Whenever a line in the records below holds the string "level", include it in the count, and state the number alone.
⟨
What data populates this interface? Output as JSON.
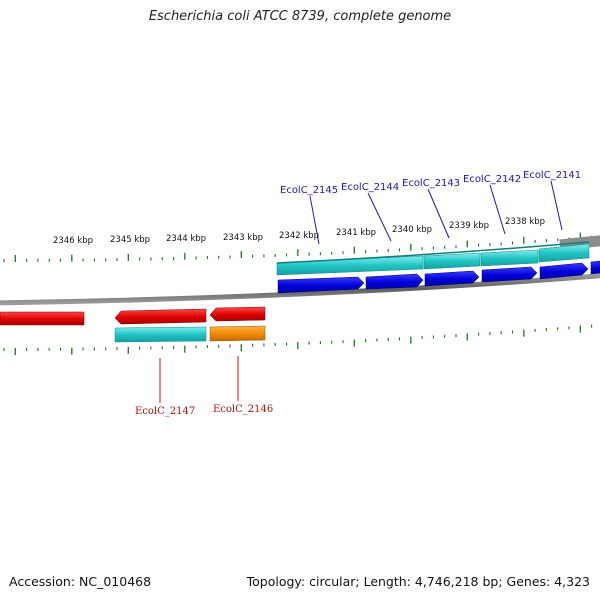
{
  "title": "Escherichia coli ATCC 8739, complete genome",
  "footer": {
    "accession": "Accession: NC_010468",
    "topology": "Topology: circular; Length: 4,746,218 bp; Genes: 4,323"
  },
  "ruler": {
    "labels": [
      "2346 kbp",
      "2345 kbp",
      "2344 kbp",
      "2343 kbp",
      "2342 kbp",
      "2341 kbp",
      "2340 kbp",
      "2339 kbp",
      "2338 kbp"
    ]
  },
  "genes": {
    "forward": [
      "EcolC_2145",
      "EcolC_2144",
      "EcolC_2143",
      "EcolC_2142",
      "EcolC_2141"
    ],
    "reverse": [
      "EcolC_2147",
      "EcolC_2146"
    ]
  },
  "colors": {
    "cds_blue": "#0000dd",
    "gene_cyan": "#22c4c4",
    "cds_red": "#dd0000",
    "gene_orange": "#ee8800",
    "tick_green": "#1a7a1a",
    "backbone": "#808080"
  }
}
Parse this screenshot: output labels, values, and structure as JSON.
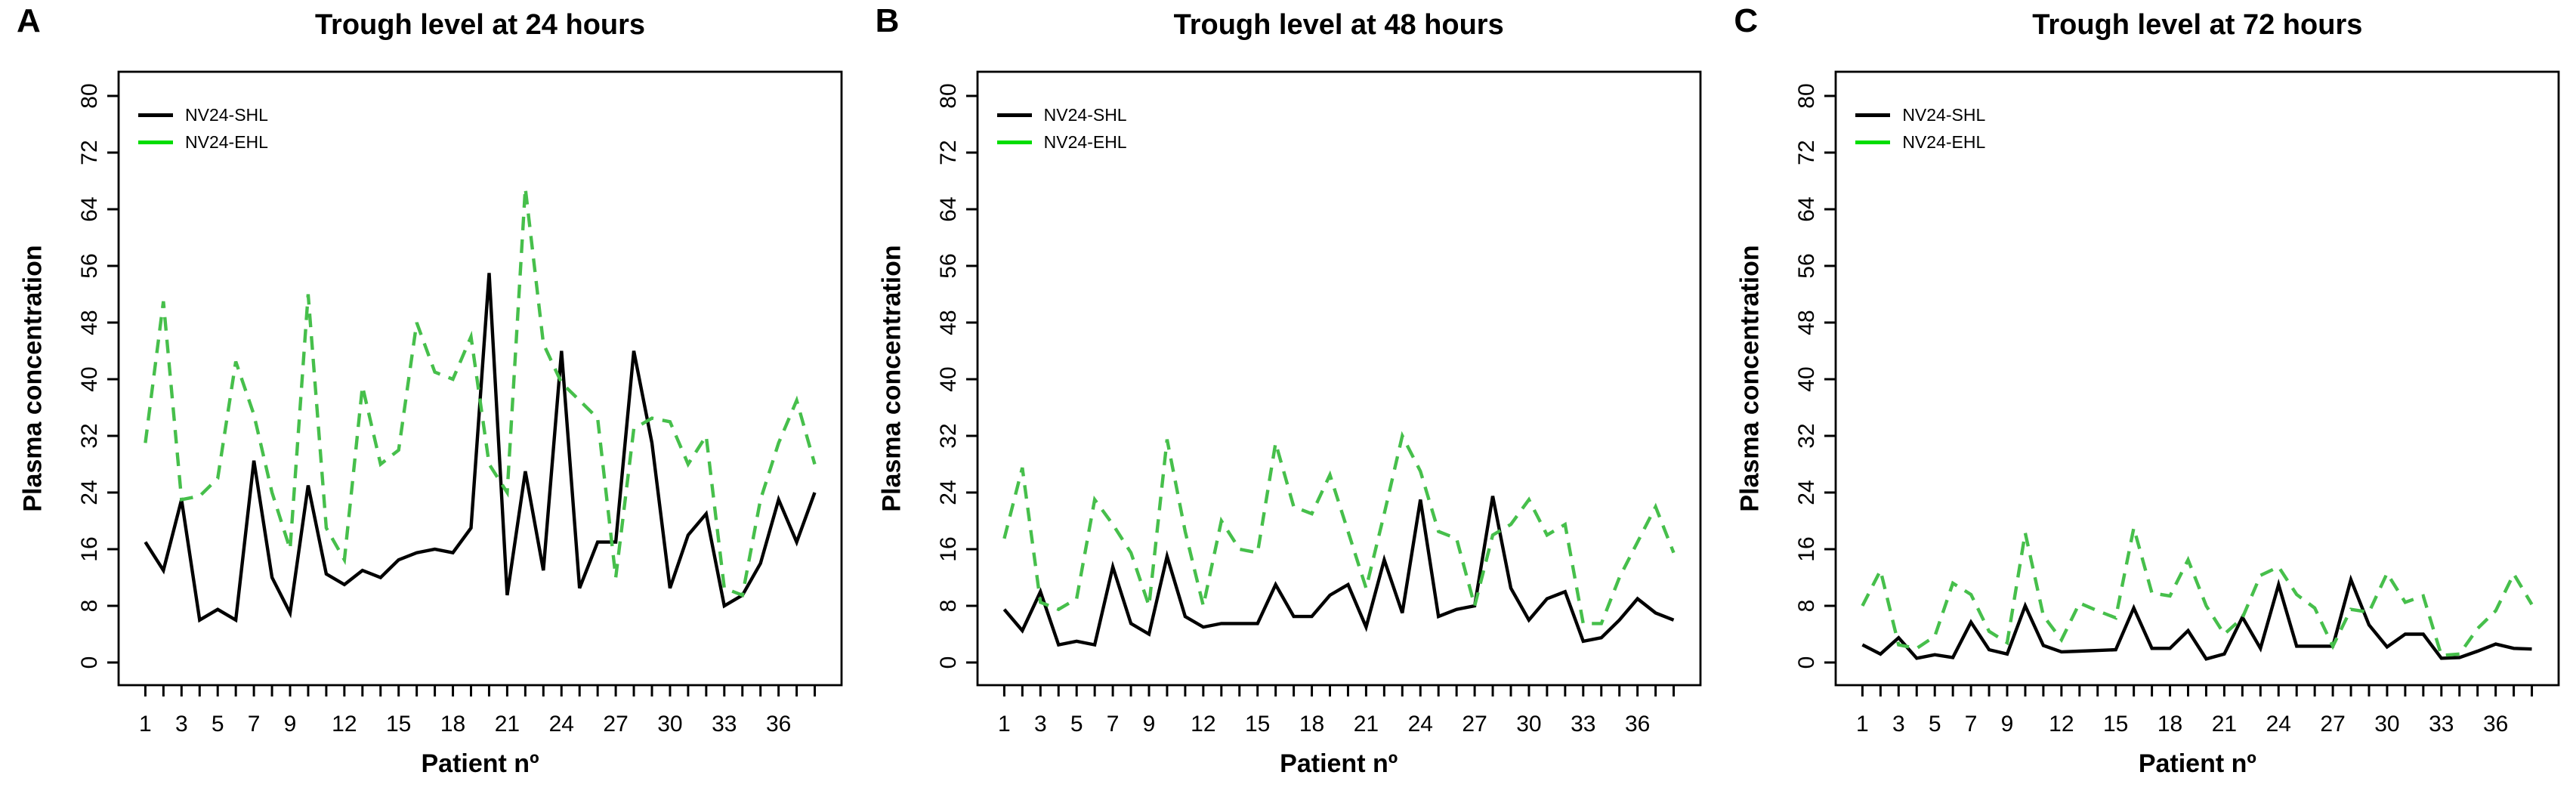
{
  "figure": {
    "ylabel": "Plasma concentration",
    "xlabel": "Patient nº",
    "legend": {
      "shl": "NV24-SHL",
      "ehl": "NV24-EHL"
    },
    "colors": {
      "shl": "#000000",
      "ehl_legend": "#00dd00",
      "ehl_line": "#46bf4b",
      "axis": "#000000",
      "background": "#ffffff"
    },
    "panels": [
      {
        "letter": "A",
        "title": "Trough level at 24 hours"
      },
      {
        "letter": "B",
        "title": "Trough level at 48 hours"
      },
      {
        "letter": "C",
        "title": "Trough level at 72 hours"
      }
    ]
  },
  "chart_data": [
    {
      "type": "line",
      "title": "Trough level at 24 hours",
      "xlabel": "Patient nº",
      "ylabel": "Plasma concentration",
      "ylim": [
        0,
        80
      ],
      "yticks": [
        0,
        8,
        16,
        24,
        32,
        40,
        48,
        56,
        64,
        72,
        80
      ],
      "patients": 38,
      "x_ticklabels": [
        1,
        3,
        5,
        7,
        9,
        12,
        15,
        18,
        21,
        24,
        27,
        30,
        33,
        36
      ],
      "grid": false,
      "legend_position": "top-left",
      "series": [
        {
          "name": "NV24-SHL",
          "style": "solid",
          "color": "black",
          "values": [
            17,
            13,
            23,
            6,
            7.5,
            6,
            28.5,
            12,
            7,
            25,
            12.5,
            11,
            13,
            12,
            14.5,
            15.5,
            16,
            15.5,
            19,
            55,
            9.5,
            27,
            13,
            44,
            10.5,
            17,
            17,
            44,
            31,
            10.5,
            18,
            21,
            8,
            9.5,
            14,
            23,
            17,
            24
          ]
        },
        {
          "name": "NV24-EHL",
          "style": "dashed",
          "color": "green",
          "values": [
            31,
            51,
            23,
            23.5,
            26,
            42.5,
            35,
            24,
            16,
            52,
            19,
            14.5,
            39,
            28,
            30,
            48,
            41,
            40,
            46,
            28,
            24,
            67,
            45,
            39.5,
            37,
            34.5,
            12,
            33,
            34.5,
            34,
            28,
            32,
            10.5,
            9.5,
            23,
            31,
            37,
            28
          ]
        }
      ]
    },
    {
      "type": "line",
      "title": "Trough level at 48 hours",
      "xlabel": "Patient nº",
      "ylabel": "Plasma concentration",
      "ylim": [
        0,
        80
      ],
      "yticks": [
        0,
        8,
        16,
        24,
        32,
        40,
        48,
        56,
        64,
        72,
        80
      ],
      "patients": 38,
      "x_ticklabels": [
        1,
        3,
        5,
        7,
        9,
        12,
        15,
        18,
        21,
        24,
        27,
        30,
        33,
        36
      ],
      "grid": false,
      "legend_position": "top-left",
      "series": [
        {
          "name": "NV24-SHL",
          "style": "solid",
          "color": "black",
          "values": [
            7.5,
            4.5,
            10,
            2.5,
            3,
            2.5,
            13.5,
            5.5,
            4,
            15,
            6.5,
            5,
            5.5,
            5.5,
            5.5,
            11,
            6.5,
            6.5,
            9.5,
            11,
            5,
            14.5,
            7,
            23,
            6.5,
            7.5,
            8,
            23.5,
            10.5,
            6,
            9,
            10,
            3,
            3.5,
            6,
            9,
            7,
            6
          ]
        },
        {
          "name": "NV24-EHL",
          "style": "dashed",
          "color": "green",
          "values": [
            17.5,
            27.5,
            8.5,
            7.5,
            9,
            23,
            19.5,
            15.5,
            8,
            31.5,
            18.5,
            8,
            20,
            16,
            15.5,
            31,
            22,
            21,
            26.5,
            18.5,
            10.5,
            21,
            32,
            27,
            18.5,
            17.5,
            8,
            18,
            19.5,
            23,
            18,
            19.5,
            5.5,
            5.5,
            12,
            17,
            22,
            15.5
          ]
        }
      ]
    },
    {
      "type": "line",
      "title": "Trough level at 72 hours",
      "xlabel": "Patient nº",
      "ylabel": "Plasma concentration",
      "ylim": [
        0,
        80
      ],
      "yticks": [
        0,
        8,
        16,
        24,
        32,
        40,
        48,
        56,
        64,
        72,
        80
      ],
      "patients": 38,
      "x_ticklabels": [
        1,
        3,
        5,
        7,
        9,
        12,
        15,
        18,
        21,
        24,
        27,
        30,
        33,
        36
      ],
      "grid": false,
      "legend_position": "top-left",
      "series": [
        {
          "name": "NV24-SHL",
          "style": "solid",
          "color": "black",
          "values": [
            2.5,
            1.2,
            3.5,
            0.6,
            1.1,
            0.7,
            5.7,
            1.8,
            1.2,
            8,
            2.4,
            1.5,
            1.6,
            1.7,
            1.8,
            7.7,
            2,
            2,
            4.5,
            0.5,
            1.2,
            6.4,
            2,
            11,
            2.3,
            2.3,
            2.3,
            11.7,
            5.3,
            2.2,
            4,
            4,
            0.6,
            0.7,
            1.6,
            2.6,
            2,
            1.9
          ]
        },
        {
          "name": "NV24-EHL",
          "style": "dashed",
          "color": "green",
          "values": [
            8,
            13,
            2.5,
            2,
            3.7,
            11.2,
            9.6,
            4.4,
            2.8,
            18.3,
            6.6,
            3.2,
            8.4,
            7.3,
            6.3,
            19,
            9.8,
            9.4,
            14.5,
            8,
            4,
            6.3,
            12.3,
            13.5,
            9.6,
            7.7,
            2.3,
            7.5,
            7.1,
            12.6,
            8.5,
            9.4,
            1,
            1.2,
            4.8,
            7.3,
            12.5,
            8.2
          ]
        }
      ]
    }
  ]
}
⟩
◆ Solution
6